Task to carry out
Below are some entries. Copy each line that holds the string "this".
--- Start Data for processing ---
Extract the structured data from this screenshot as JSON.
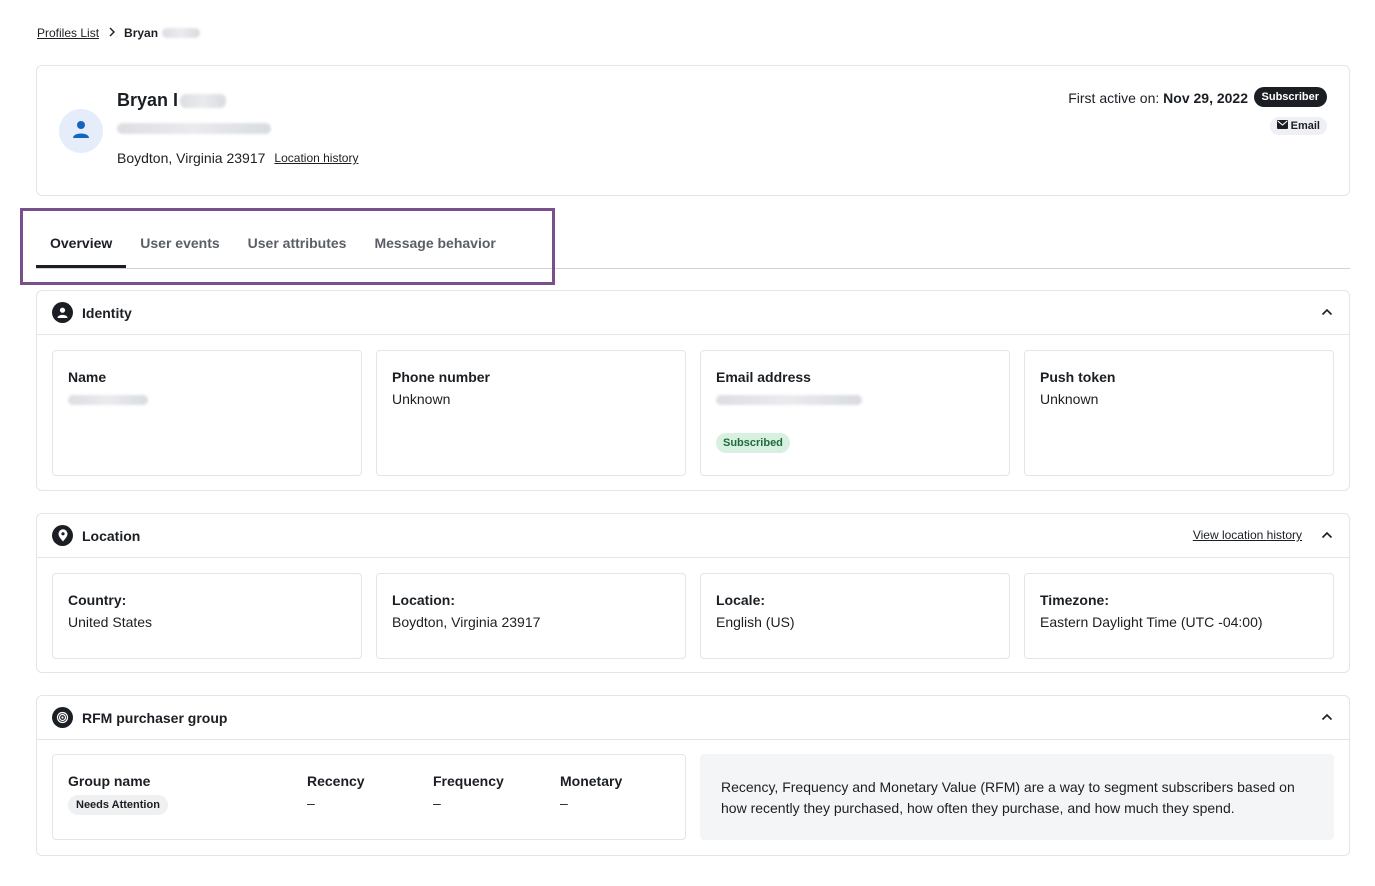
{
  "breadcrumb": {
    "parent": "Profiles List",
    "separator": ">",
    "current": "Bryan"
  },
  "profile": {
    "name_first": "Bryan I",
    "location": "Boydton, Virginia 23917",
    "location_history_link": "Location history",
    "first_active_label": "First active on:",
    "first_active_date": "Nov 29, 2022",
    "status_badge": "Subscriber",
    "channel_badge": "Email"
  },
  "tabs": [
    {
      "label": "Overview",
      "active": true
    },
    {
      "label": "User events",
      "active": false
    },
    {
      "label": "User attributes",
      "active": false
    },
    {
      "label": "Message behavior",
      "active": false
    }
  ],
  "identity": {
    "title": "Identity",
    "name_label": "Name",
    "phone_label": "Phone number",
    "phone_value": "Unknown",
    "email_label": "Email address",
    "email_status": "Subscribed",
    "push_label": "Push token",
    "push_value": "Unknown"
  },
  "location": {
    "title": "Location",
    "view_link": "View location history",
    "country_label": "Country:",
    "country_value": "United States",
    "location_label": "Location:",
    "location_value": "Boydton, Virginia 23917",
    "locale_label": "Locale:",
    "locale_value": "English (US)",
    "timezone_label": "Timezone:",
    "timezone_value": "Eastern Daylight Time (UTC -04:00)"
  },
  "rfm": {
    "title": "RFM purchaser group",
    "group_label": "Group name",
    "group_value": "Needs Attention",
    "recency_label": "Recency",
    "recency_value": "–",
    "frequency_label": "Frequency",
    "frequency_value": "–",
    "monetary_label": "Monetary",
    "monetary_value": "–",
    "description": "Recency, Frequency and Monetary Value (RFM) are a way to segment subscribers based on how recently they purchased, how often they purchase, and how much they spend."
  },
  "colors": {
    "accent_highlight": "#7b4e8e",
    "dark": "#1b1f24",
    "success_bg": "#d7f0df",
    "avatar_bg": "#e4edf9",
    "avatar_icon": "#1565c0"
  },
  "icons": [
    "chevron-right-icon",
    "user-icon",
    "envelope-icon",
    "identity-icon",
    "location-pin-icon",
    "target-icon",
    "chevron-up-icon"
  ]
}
--- End Data for processing ---
--- Start Data for processing ---
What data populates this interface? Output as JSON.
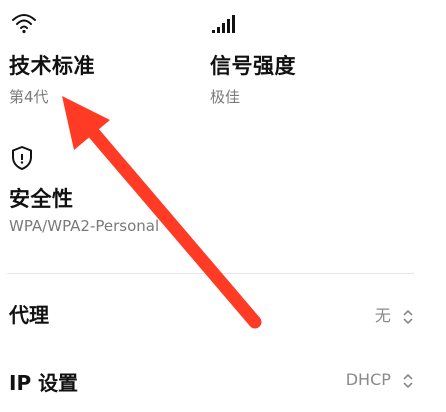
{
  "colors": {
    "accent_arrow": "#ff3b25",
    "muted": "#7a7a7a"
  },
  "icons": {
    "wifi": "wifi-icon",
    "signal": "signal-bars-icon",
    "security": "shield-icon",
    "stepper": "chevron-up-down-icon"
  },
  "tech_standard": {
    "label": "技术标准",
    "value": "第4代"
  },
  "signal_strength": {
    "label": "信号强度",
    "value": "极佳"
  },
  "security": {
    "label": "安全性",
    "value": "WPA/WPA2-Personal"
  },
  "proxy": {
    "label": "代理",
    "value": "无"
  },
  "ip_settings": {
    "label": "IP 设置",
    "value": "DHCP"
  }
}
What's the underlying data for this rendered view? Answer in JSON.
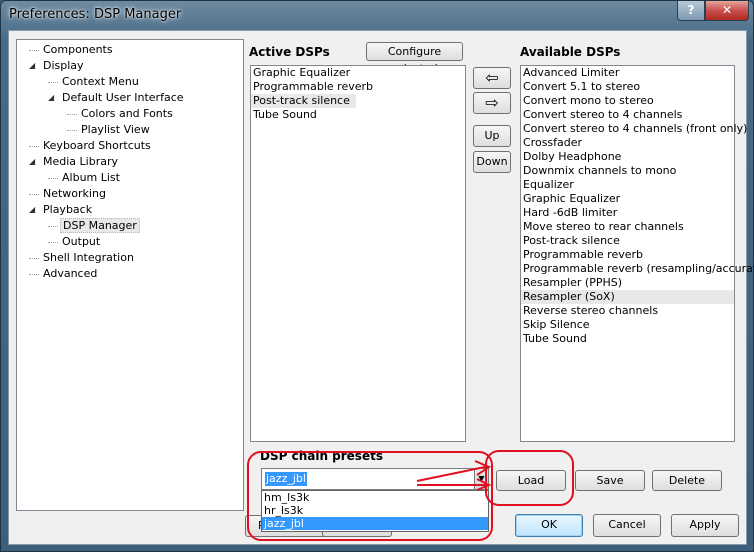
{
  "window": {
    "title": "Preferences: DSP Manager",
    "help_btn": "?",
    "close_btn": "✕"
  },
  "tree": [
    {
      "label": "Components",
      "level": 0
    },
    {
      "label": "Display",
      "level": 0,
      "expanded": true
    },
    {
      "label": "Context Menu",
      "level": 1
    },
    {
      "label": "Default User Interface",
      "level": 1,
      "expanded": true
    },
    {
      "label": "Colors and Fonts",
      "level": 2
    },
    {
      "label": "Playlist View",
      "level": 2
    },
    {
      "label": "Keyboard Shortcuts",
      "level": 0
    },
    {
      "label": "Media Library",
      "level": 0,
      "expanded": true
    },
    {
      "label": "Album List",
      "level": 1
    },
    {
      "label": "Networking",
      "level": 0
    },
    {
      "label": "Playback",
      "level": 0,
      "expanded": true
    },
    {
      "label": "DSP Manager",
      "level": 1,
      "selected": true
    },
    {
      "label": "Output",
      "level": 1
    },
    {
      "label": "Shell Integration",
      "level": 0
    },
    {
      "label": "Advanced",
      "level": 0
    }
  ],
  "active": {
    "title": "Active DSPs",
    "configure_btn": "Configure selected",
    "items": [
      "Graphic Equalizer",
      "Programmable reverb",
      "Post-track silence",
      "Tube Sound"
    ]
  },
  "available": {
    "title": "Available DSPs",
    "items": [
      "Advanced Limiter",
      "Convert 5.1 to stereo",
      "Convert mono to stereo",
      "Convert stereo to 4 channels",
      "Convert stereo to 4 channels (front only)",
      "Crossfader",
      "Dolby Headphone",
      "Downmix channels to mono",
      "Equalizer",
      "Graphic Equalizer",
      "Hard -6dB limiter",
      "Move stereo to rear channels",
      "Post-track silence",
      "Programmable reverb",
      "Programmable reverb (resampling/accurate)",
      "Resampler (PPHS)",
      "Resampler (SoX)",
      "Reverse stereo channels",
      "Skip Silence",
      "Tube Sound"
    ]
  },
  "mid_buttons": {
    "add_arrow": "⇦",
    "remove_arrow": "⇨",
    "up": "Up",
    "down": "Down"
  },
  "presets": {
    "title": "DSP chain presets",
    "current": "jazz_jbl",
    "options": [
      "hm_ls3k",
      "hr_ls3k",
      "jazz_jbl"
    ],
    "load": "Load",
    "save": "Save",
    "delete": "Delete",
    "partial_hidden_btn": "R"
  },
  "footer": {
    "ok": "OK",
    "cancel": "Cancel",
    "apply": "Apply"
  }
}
--- End Data for processing ---
Complete output
Extract the structured data from this screenshot as JSON.
What data populates this interface? Output as JSON.
What's the underlying data for this rendered view? Answer in JSON.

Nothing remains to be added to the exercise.